**Directions**
Go over the entries below line by line, copying each one that contains the word "теория".

━━ Given data ━━

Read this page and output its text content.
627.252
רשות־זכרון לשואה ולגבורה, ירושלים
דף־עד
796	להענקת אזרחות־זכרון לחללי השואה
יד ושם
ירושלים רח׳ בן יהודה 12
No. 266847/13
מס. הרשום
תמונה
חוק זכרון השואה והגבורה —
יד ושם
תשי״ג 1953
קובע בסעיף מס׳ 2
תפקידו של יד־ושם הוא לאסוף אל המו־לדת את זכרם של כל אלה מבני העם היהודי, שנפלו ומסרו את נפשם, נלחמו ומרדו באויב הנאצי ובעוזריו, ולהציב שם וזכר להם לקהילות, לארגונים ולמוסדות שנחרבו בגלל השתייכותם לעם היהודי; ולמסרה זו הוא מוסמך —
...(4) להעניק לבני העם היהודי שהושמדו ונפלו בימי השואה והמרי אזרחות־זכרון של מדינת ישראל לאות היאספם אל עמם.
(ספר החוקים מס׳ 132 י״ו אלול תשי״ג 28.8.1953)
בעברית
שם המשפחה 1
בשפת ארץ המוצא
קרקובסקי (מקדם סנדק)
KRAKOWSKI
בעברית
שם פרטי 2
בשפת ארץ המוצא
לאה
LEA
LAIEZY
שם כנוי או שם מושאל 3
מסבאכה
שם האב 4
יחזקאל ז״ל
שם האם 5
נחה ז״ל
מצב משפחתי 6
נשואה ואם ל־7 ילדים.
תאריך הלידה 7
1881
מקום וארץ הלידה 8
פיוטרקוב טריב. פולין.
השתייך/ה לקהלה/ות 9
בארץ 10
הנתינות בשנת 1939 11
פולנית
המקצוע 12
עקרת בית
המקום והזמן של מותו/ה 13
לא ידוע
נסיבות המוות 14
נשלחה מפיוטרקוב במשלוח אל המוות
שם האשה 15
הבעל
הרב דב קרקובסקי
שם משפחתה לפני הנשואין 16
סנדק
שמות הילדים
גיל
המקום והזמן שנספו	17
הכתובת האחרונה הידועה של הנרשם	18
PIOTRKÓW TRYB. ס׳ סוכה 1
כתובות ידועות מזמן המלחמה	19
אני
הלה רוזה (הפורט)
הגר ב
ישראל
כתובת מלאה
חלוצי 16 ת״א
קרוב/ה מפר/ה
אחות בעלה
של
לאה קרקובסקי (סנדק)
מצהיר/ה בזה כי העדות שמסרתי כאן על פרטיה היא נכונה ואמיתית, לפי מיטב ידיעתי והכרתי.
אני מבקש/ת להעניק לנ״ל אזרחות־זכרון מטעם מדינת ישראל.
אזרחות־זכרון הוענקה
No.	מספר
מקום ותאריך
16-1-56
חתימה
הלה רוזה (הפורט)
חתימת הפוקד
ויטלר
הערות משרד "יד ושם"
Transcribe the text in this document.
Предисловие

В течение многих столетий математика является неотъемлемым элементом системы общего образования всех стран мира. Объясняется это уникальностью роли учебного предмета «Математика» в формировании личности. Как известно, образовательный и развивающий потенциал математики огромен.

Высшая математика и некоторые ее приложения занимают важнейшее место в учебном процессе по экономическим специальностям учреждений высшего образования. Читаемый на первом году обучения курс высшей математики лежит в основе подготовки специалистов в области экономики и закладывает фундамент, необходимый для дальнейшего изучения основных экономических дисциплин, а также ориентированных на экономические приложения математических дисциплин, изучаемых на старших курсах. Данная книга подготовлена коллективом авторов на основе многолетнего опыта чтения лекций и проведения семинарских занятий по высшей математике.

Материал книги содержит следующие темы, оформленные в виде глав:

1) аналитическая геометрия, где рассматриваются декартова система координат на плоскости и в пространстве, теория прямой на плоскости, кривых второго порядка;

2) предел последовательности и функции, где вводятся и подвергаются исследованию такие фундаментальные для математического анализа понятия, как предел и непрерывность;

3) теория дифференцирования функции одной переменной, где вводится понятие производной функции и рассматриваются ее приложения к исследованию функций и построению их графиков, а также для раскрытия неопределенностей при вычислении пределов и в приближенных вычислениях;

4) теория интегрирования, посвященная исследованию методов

━━━

**The solution**
1) аналитическая геометрия, где рассматриваются декартова система координат на плоскости и в пространстве, теория прямой на плоскости, кривых второго порядка;
3) теория дифференцирования функции одной переменной, где вводится понятие производной функции и рассматриваются ее приложения к исследованию функций и построению их графиков, а также для раскрытия неопределенностей при вычислении пределов и в приближенных вычислениях;
4) теория интегрирования, посвященная исследованию методов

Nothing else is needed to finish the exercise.